(Dataset items)
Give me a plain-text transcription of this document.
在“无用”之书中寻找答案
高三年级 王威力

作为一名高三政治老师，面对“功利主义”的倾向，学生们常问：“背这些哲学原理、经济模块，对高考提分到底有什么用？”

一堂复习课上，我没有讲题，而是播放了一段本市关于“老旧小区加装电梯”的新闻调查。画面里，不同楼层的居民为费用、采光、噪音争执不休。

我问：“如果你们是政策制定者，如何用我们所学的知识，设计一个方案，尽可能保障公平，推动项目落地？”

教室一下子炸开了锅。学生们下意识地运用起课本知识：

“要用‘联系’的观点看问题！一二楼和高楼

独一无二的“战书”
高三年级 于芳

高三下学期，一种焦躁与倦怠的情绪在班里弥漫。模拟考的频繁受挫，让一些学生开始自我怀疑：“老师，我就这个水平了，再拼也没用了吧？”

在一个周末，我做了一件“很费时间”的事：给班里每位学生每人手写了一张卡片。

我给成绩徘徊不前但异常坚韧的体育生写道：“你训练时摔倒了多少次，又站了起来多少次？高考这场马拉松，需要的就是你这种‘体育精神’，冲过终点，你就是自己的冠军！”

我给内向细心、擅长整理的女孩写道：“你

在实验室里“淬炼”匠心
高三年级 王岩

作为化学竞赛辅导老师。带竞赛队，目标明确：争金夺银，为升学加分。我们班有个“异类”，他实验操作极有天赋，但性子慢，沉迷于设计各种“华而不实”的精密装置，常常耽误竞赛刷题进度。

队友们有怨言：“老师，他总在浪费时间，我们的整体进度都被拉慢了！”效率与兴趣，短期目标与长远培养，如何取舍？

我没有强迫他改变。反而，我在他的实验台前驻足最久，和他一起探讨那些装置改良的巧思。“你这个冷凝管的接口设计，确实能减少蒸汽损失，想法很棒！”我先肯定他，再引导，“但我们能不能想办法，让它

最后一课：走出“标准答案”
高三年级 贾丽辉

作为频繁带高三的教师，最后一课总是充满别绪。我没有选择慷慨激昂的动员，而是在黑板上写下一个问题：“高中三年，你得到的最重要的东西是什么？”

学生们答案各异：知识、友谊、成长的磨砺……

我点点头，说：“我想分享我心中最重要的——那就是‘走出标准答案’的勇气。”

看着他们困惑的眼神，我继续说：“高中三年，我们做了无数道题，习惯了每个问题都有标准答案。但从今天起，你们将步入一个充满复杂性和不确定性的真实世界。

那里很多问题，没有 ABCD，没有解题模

(The problem): Each line of the listing should be copied exactly.

(Task output):
Give me a plain-text transcription of this document.
在“无用”之书中寻找答案
高三年级 王威力

作为一名高三政治老师，面对“功利主义”的倾向，学生们常问：“背这些哲学原理、经济模块，对高考提分到底有什么用？”

一堂复习课上，我没有讲题，而是播放了一段本市关于“老旧小区加装电梯”的新闻调查。画面里，不同楼层的居民为费用、采光、噪音争执不休。

我问：“如果你们是政策制定者，如何用我们所学的知识，设计一个方案，尽可能保障公平，推动项目落地？”

教室一下子炸开了锅。学生们下意识地运用起课本知识：

“要用‘联系’的观点看问题！一二楼和高楼

独一无二的“战书”
高三年级 于芳

高三下学期，一种焦躁与倦怠的情绪在班里弥漫。模拟考的频繁受挫，让一些学生开始自我怀疑：“老师，我就这个水平了，再拼也没用了吧？”

在一个周末，我做了一件“很费时间”的事：给班里每位学生每人手写了一张卡片。

我给成绩徘徊不前但异常坚韧的体育生写道：“你训练时摔倒了多少次，又站了起来多少次？高考这场马拉松，需要的就是你这种‘体育精神’，冲过终点，你就是自己的冠军！”

我给内向细心、擅长整理的女孩写道：“你

在实验室里“淬炼”匠心
高三年级 王岩

作为化学竞赛辅导老师。带竞赛队，目标明确：争金夺银，为升学加分。我们班有个“异类”，他实验操作极有天赋，但性子慢，沉迷于设计各种“华而不实”的精密装置，常常耽误竞赛刷题进度。

队友们有怨言：“老师，他总在浪费时间，我们的整体进度都被拉慢了！”效率与兴趣，短期目标与长远培养，如何取舍？

我没有强迫他改变。反而，我在他的实验台前驻足最久，和他一起探讨那些装置改良的巧思。“你这个冷凝管的接口设计，确实能减少蒸汽损失，想法很棒！”我先肯定他，再引导，“但我们能不能想办法，让它

最后一课：走出“标准答案”
高三年级 贾丽辉

作为频繁带高三的教师，最后一课总是充满别绪。我没有选择慷慨激昂的动员，而是在黑板上写下一个问题：“高中三年，你得到的最重要的东西是什么？”

学生们答案各异：知识、友谊、成长的磨砺……

我点点头，说：“我想分享我心中最重要的——那就是‘走出标准答案’的勇气。”

看着他们困惑的眼神，我继续说：“高中三年，我们做了无数道题，习惯了每个问题都有标准答案。但从今天起，你们将步入一个充满复杂性和不确定性的真实世界。

那里很多问题，没有 ABCD，没有解题模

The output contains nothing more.